● **Stored records**:
• • • • •
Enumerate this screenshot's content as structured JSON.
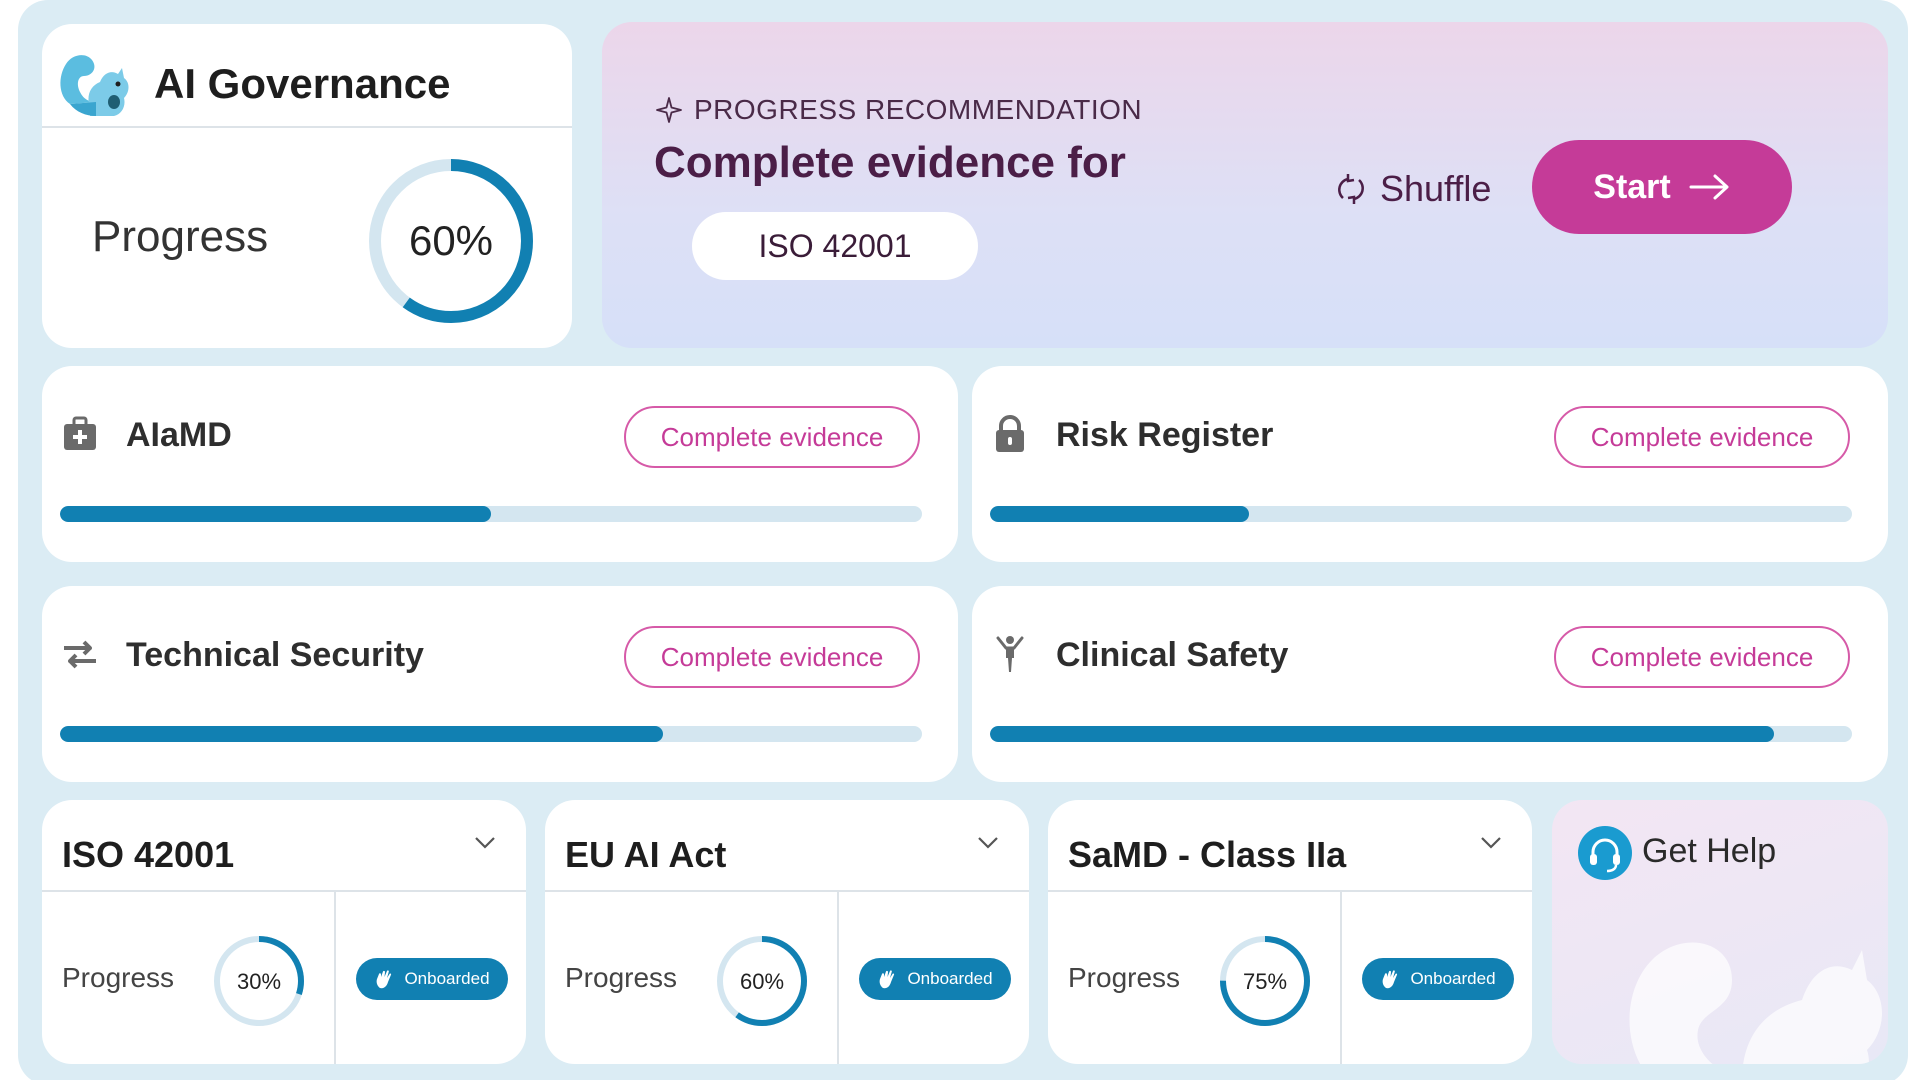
{
  "governance": {
    "title": "AI Governance",
    "progress_label": "Progress",
    "progress_value": 0.6,
    "progress_text": "60%"
  },
  "recommendation": {
    "kicker": "PROGRESS RECOMMENDATION",
    "title": "Complete evidence for",
    "target": "ISO 42001",
    "shuffle_label": "Shuffle",
    "start_label": "Start",
    "icons": {
      "kicker": "sparkle-icon",
      "shuffle": "refresh-icon",
      "start": "arrow-right-icon"
    },
    "accent_color": "#c53b98"
  },
  "categories": [
    {
      "title": "AIaMD",
      "icon": "medical-kit-icon",
      "button": "Complete evidence",
      "progress": 0.5
    },
    {
      "title": "Risk Register",
      "icon": "lock-icon",
      "button": "Complete evidence",
      "progress": 0.3
    },
    {
      "title": "Technical Security",
      "icon": "swap-arrows-icon",
      "button": "Complete evidence",
      "progress": 0.7
    },
    {
      "title": "Clinical Safety",
      "icon": "person-icon",
      "button": "Complete evidence",
      "progress": 0.91
    }
  ],
  "standards": [
    {
      "title": "ISO 42001",
      "progress_label": "Progress",
      "progress_value": 0.3,
      "progress_text": "30%",
      "badge": "Onboarded"
    },
    {
      "title": "EU AI Act",
      "progress_label": "Progress",
      "progress_value": 0.6,
      "progress_text": "60%",
      "badge": "Onboarded"
    },
    {
      "title": "SaMD - Class IIa",
      "progress_label": "Progress",
      "progress_value": 0.75,
      "progress_text": "75%",
      "badge": "Onboarded"
    }
  ],
  "help": {
    "label": "Get Help",
    "icon": "headset-icon"
  },
  "colors": {
    "primary": "#1180b2",
    "track": "#d4e6f0",
    "frame": "#dbecf4"
  }
}
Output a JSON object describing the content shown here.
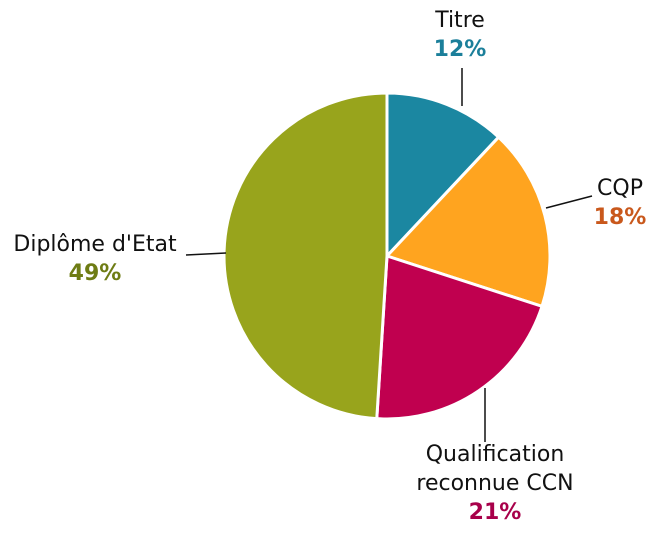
{
  "chart_data": {
    "type": "pie",
    "categories": [
      "Titre",
      "CQP",
      "Qualification reconnue CCN",
      "Diplôme d'Etat"
    ],
    "values": [
      12,
      18,
      21,
      49
    ],
    "value_labels": [
      "12%",
      "18%",
      "21%",
      "49%"
    ],
    "colors": [
      "#1b87a1",
      "#ffa41f",
      "#c0004f",
      "#98a41c"
    ],
    "label_colors": [
      "#1b7f9a",
      "#c9581c",
      "#a8004a",
      "#6e7c14"
    ]
  }
}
• • • • •
● **Written exercise**: Your output should consist solely of the lines from the line containing "Output a JSON" through the last line of the entries, verbatim, minus any pictures.

● **The output**:
Output a JSON object describing the content shown here.
{
  "chart_data": {
    "type": "pie",
    "categories": [
      "Titre",
      "CQP",
      "Qualification reconnue CCN",
      "Diplôme d'Etat"
    ],
    "values": [
      12,
      18,
      21,
      49
    ],
    "value_labels": [
      "12%",
      "18%",
      "21%",
      "49%"
    ],
    "colors": [
      "#1b87a1",
      "#ffa41f",
      "#c0004f",
      "#98a41c"
    ],
    "label_colors": [
      "#1b7f9a",
      "#c9581c",
      "#a8004a",
      "#6e7c14"
    ]
  }
}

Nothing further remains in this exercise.